-- START OF Provided material --

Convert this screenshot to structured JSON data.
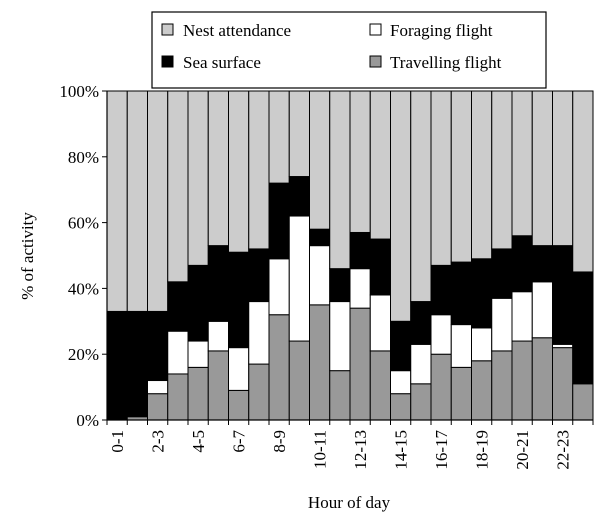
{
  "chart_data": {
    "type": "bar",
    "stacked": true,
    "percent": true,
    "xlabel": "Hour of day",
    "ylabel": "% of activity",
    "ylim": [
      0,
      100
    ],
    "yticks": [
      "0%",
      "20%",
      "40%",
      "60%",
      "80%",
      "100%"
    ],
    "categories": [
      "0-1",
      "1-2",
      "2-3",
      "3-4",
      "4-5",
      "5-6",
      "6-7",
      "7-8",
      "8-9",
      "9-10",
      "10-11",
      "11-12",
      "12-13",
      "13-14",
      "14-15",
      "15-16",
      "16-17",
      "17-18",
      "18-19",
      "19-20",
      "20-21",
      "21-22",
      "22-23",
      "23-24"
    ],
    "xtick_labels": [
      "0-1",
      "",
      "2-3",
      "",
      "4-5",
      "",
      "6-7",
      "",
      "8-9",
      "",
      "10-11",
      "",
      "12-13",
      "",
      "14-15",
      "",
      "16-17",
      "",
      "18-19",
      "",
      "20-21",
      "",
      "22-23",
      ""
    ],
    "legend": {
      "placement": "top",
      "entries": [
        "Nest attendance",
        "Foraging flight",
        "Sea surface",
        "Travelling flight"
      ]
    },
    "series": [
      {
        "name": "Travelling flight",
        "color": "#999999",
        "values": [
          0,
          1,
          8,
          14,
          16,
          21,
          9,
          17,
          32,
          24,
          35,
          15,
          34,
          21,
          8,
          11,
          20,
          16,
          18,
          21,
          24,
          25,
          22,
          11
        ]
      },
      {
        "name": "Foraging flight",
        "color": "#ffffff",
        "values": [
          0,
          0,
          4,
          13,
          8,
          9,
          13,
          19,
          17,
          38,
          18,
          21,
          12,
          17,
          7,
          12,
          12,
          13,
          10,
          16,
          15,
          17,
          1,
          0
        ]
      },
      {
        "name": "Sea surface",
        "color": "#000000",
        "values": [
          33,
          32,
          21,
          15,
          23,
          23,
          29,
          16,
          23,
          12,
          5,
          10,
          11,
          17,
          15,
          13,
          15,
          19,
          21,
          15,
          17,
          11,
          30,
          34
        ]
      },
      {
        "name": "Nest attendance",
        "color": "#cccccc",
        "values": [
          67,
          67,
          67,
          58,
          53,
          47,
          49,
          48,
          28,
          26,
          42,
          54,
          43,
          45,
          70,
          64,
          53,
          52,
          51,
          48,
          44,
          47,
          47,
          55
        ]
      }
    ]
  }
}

-- END OF Provided material --

**What the task asks**
Every line above should be returned word for word, with the pictures left behind.

**The reply**
Convert this screenshot to structured JSON data.
{
  "chart_data": {
    "type": "bar",
    "stacked": true,
    "percent": true,
    "xlabel": "Hour of day",
    "ylabel": "% of activity",
    "ylim": [
      0,
      100
    ],
    "yticks": [
      "0%",
      "20%",
      "40%",
      "60%",
      "80%",
      "100%"
    ],
    "categories": [
      "0-1",
      "1-2",
      "2-3",
      "3-4",
      "4-5",
      "5-6",
      "6-7",
      "7-8",
      "8-9",
      "9-10",
      "10-11",
      "11-12",
      "12-13",
      "13-14",
      "14-15",
      "15-16",
      "16-17",
      "17-18",
      "18-19",
      "19-20",
      "20-21",
      "21-22",
      "22-23",
      "23-24"
    ],
    "xtick_labels": [
      "0-1",
      "",
      "2-3",
      "",
      "4-5",
      "",
      "6-7",
      "",
      "8-9",
      "",
      "10-11",
      "",
      "12-13",
      "",
      "14-15",
      "",
      "16-17",
      "",
      "18-19",
      "",
      "20-21",
      "",
      "22-23",
      ""
    ],
    "legend": {
      "placement": "top",
      "entries": [
        "Nest attendance",
        "Foraging flight",
        "Sea surface",
        "Travelling flight"
      ]
    },
    "series": [
      {
        "name": "Travelling flight",
        "color": "#999999",
        "values": [
          0,
          1,
          8,
          14,
          16,
          21,
          9,
          17,
          32,
          24,
          35,
          15,
          34,
          21,
          8,
          11,
          20,
          16,
          18,
          21,
          24,
          25,
          22,
          11
        ]
      },
      {
        "name": "Foraging flight",
        "color": "#ffffff",
        "values": [
          0,
          0,
          4,
          13,
          8,
          9,
          13,
          19,
          17,
          38,
          18,
          21,
          12,
          17,
          7,
          12,
          12,
          13,
          10,
          16,
          15,
          17,
          1,
          0
        ]
      },
      {
        "name": "Sea surface",
        "color": "#000000",
        "values": [
          33,
          32,
          21,
          15,
          23,
          23,
          29,
          16,
          23,
          12,
          5,
          10,
          11,
          17,
          15,
          13,
          15,
          19,
          21,
          15,
          17,
          11,
          30,
          34
        ]
      },
      {
        "name": "Nest attendance",
        "color": "#cccccc",
        "values": [
          67,
          67,
          67,
          58,
          53,
          47,
          49,
          48,
          28,
          26,
          42,
          54,
          43,
          45,
          70,
          64,
          53,
          52,
          51,
          48,
          44,
          47,
          47,
          55
        ]
      }
    ]
  }
}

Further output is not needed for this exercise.